BEGIN WORKING DATA

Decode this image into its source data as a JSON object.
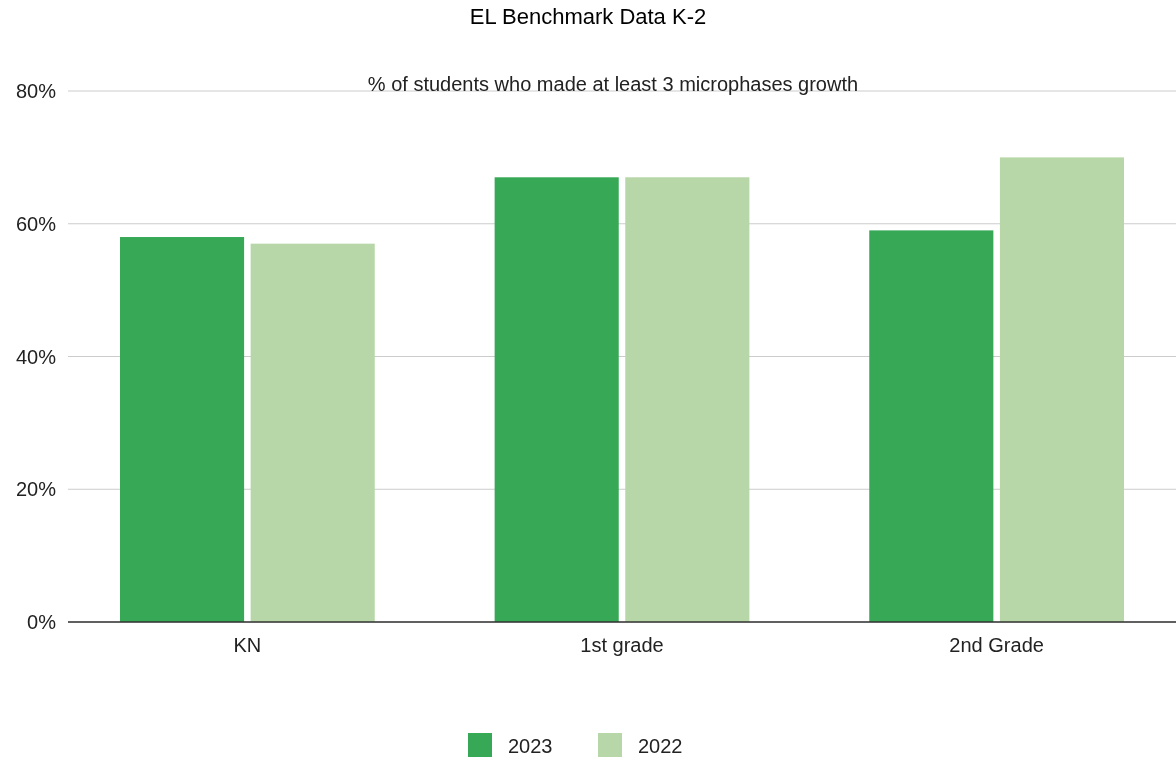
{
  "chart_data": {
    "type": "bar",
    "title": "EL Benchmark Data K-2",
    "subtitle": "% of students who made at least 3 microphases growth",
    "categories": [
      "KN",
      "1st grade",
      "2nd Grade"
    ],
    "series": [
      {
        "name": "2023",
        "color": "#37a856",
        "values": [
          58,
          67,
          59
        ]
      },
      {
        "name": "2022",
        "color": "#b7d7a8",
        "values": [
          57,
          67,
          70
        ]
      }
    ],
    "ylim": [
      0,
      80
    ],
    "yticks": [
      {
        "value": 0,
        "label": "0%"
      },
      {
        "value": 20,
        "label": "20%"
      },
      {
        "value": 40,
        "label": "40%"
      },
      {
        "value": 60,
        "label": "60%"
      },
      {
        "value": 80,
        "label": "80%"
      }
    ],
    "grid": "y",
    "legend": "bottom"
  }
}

END WORKING DATA
BEGIN WORKING DATA

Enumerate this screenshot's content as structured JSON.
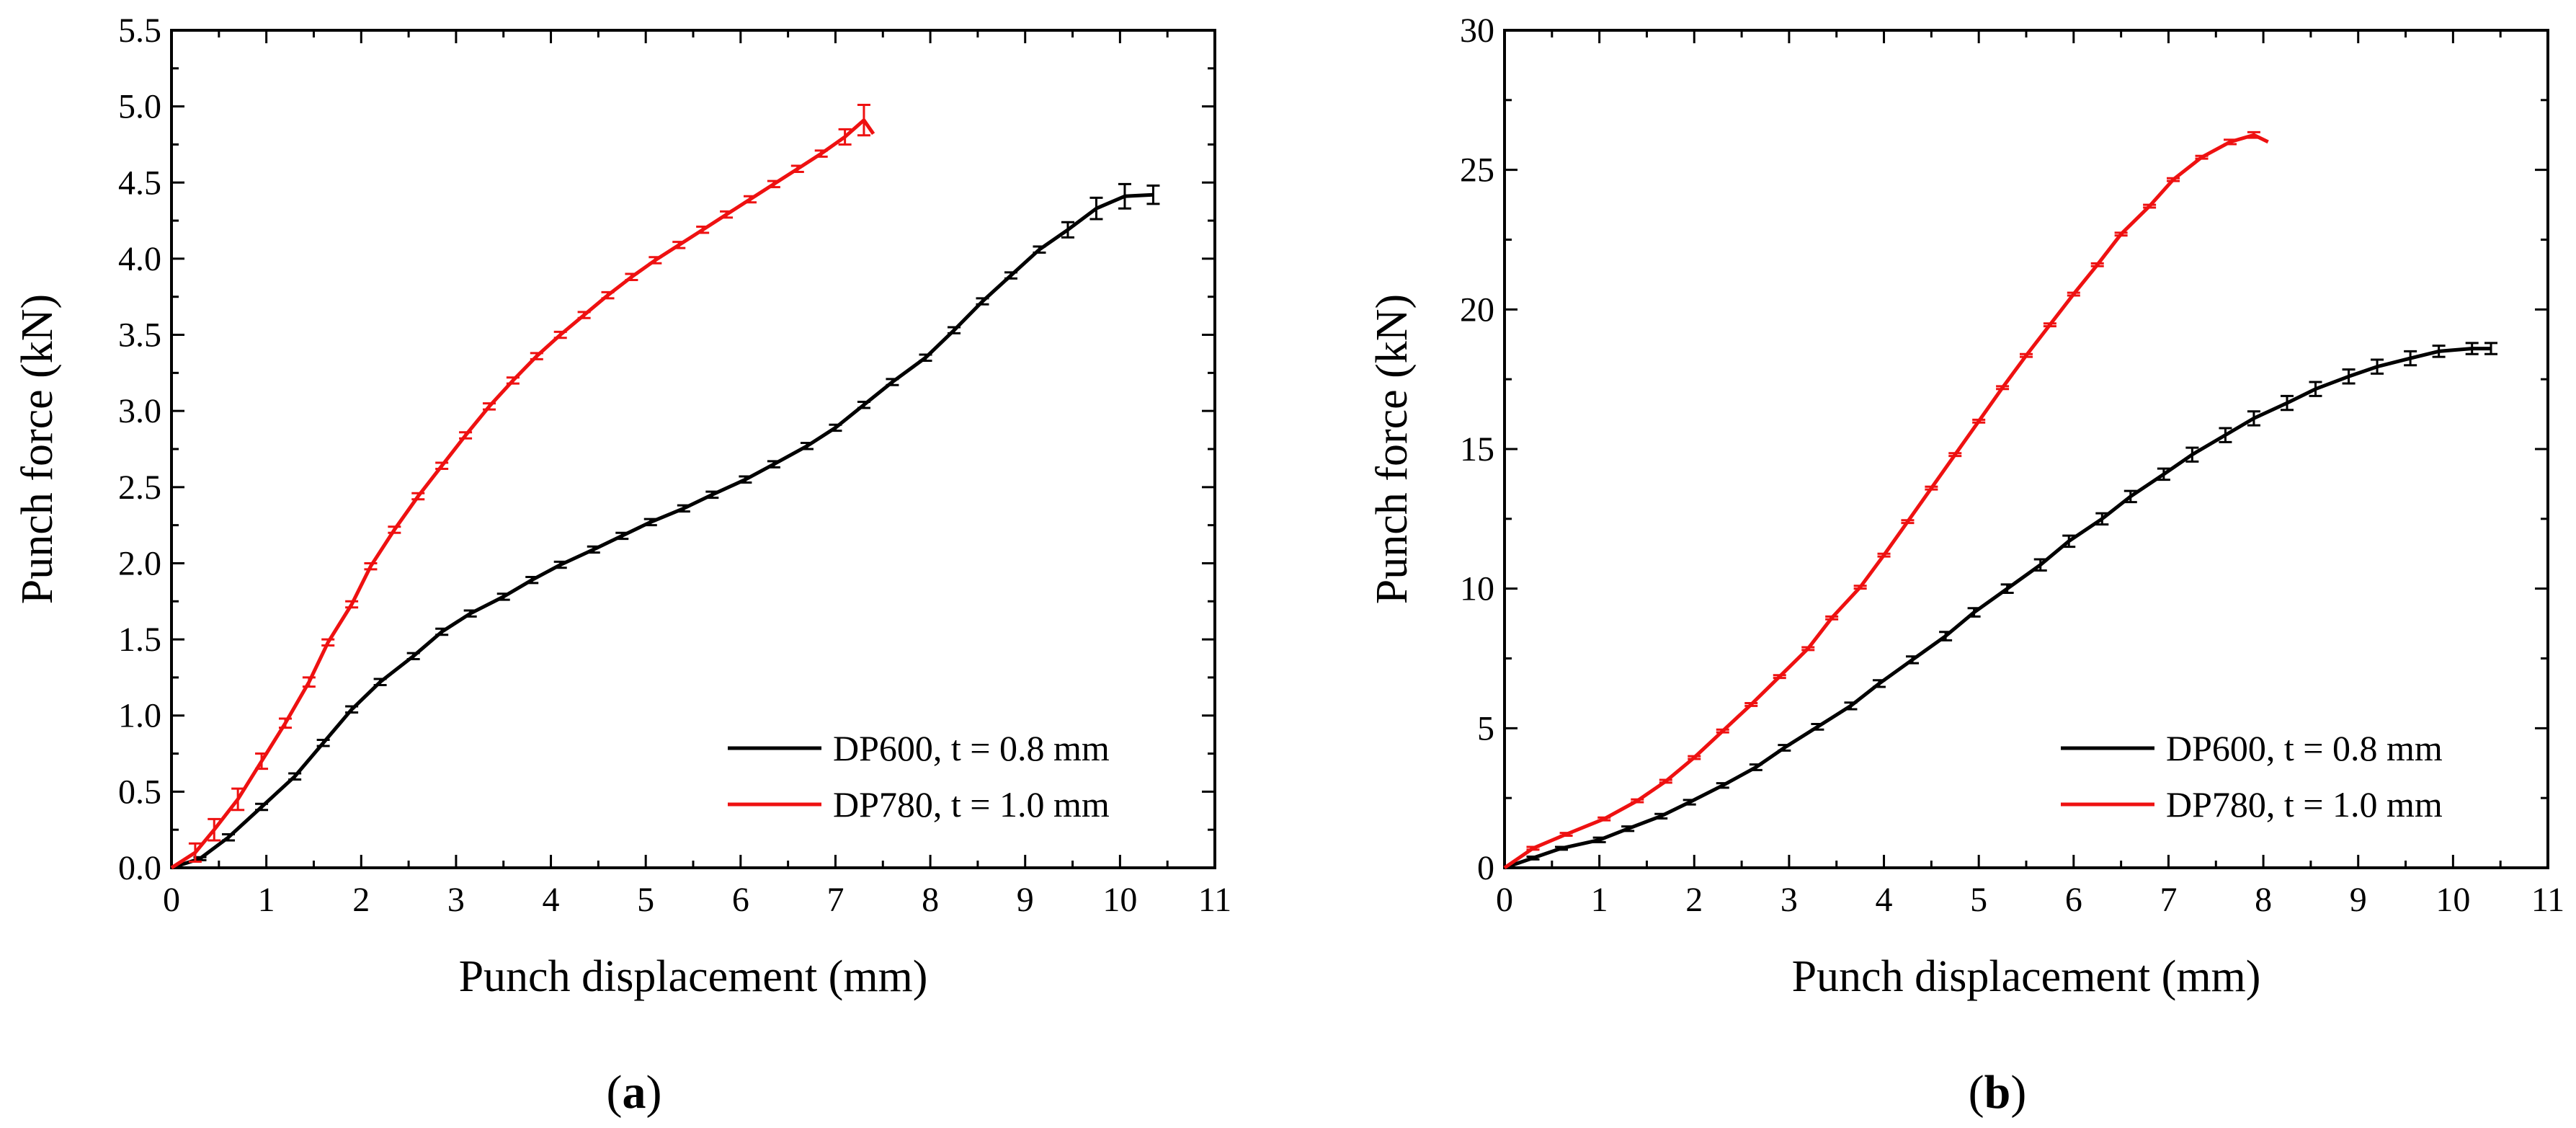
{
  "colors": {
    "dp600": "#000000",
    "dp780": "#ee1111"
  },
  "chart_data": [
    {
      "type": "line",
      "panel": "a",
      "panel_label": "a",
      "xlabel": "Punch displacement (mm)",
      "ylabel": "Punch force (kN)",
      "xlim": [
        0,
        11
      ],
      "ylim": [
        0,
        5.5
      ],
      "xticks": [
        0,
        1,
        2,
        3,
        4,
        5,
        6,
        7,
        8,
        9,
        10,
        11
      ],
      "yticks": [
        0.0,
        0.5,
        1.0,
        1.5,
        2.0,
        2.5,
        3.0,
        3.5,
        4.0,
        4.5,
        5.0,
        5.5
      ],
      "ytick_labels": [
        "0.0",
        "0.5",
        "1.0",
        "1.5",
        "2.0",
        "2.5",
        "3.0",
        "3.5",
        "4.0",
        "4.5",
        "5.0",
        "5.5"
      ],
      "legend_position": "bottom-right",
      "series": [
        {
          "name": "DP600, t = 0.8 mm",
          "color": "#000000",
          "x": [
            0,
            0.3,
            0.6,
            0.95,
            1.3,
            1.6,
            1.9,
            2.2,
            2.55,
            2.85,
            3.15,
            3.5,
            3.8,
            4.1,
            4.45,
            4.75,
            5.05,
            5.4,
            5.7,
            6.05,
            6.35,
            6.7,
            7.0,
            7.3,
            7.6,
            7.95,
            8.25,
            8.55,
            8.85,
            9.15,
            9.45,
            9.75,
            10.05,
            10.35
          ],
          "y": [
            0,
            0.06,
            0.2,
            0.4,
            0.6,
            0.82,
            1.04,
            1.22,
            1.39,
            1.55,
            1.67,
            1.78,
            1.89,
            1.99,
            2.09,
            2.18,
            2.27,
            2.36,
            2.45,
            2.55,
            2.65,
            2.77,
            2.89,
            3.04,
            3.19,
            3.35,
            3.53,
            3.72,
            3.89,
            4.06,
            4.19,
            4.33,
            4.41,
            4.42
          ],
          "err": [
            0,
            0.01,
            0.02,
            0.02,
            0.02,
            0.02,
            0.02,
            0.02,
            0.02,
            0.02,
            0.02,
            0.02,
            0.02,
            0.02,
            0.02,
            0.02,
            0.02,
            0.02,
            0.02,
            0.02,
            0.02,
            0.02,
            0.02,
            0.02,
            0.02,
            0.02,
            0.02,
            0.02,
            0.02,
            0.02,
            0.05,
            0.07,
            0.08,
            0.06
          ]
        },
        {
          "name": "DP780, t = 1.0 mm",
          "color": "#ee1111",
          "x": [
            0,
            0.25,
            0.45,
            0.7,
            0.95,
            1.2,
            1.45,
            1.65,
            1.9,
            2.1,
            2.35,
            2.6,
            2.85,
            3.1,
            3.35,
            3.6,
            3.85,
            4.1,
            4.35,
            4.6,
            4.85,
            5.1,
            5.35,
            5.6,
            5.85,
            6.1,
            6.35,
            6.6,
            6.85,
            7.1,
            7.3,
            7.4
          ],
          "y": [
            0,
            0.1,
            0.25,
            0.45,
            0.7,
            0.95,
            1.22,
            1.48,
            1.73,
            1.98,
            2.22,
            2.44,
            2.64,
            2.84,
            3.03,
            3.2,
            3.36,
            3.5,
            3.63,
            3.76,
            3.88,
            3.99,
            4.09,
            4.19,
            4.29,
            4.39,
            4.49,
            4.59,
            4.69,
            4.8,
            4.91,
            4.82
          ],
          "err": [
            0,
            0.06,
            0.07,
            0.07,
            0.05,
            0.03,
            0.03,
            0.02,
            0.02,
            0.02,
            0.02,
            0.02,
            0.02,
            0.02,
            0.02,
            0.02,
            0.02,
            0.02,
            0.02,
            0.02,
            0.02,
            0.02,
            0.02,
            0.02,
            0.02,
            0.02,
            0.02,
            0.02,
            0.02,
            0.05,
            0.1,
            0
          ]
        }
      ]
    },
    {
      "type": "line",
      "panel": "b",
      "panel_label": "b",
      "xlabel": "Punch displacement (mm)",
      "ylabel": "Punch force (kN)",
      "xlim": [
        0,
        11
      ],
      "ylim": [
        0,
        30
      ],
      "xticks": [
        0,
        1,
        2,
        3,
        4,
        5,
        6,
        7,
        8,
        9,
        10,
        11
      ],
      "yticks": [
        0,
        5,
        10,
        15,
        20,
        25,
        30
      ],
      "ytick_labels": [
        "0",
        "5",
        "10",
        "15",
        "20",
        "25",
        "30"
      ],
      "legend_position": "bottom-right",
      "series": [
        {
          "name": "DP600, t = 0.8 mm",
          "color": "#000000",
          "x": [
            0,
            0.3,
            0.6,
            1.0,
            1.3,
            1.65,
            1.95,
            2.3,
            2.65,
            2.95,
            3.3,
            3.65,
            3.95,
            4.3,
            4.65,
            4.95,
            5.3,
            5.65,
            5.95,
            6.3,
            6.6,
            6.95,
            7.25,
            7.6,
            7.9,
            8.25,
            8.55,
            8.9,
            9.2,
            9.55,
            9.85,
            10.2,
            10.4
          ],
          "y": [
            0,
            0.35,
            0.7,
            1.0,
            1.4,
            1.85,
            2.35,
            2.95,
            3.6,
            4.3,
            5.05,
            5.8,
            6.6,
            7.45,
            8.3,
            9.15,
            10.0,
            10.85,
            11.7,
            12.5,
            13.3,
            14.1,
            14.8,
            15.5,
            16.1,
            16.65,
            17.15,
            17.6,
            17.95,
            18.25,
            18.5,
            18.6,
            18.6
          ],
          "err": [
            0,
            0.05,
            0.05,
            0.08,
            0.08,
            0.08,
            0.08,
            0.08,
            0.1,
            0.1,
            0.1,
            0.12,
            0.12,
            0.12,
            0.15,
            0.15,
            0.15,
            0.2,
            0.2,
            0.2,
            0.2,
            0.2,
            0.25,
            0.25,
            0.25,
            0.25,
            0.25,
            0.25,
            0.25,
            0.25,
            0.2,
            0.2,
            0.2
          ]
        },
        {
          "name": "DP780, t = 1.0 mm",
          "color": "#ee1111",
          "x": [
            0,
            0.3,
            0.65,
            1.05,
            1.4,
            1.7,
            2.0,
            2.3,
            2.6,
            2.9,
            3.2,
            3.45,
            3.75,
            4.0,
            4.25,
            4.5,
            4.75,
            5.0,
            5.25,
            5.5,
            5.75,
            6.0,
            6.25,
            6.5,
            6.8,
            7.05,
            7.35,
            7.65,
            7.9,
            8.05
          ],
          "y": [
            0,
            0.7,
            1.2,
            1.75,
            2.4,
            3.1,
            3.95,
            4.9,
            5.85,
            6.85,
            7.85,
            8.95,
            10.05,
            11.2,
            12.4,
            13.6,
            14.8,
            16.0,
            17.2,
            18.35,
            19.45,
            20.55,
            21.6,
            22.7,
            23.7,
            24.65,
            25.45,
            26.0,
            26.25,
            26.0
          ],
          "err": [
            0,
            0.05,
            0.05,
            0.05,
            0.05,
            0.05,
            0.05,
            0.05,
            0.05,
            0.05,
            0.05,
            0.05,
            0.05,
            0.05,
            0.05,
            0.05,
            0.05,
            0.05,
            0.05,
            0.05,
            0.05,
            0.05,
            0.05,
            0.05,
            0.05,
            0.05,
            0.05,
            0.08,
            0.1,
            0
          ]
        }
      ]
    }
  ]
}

END WORKING DATA

# TO BE DONE:
Scan the material above for the string "JSON" and report each line where you find it.

# THE OUTPUT:
Decode this image into its source data as a JSON object.
Enumerate this screenshot's content as structured JSON.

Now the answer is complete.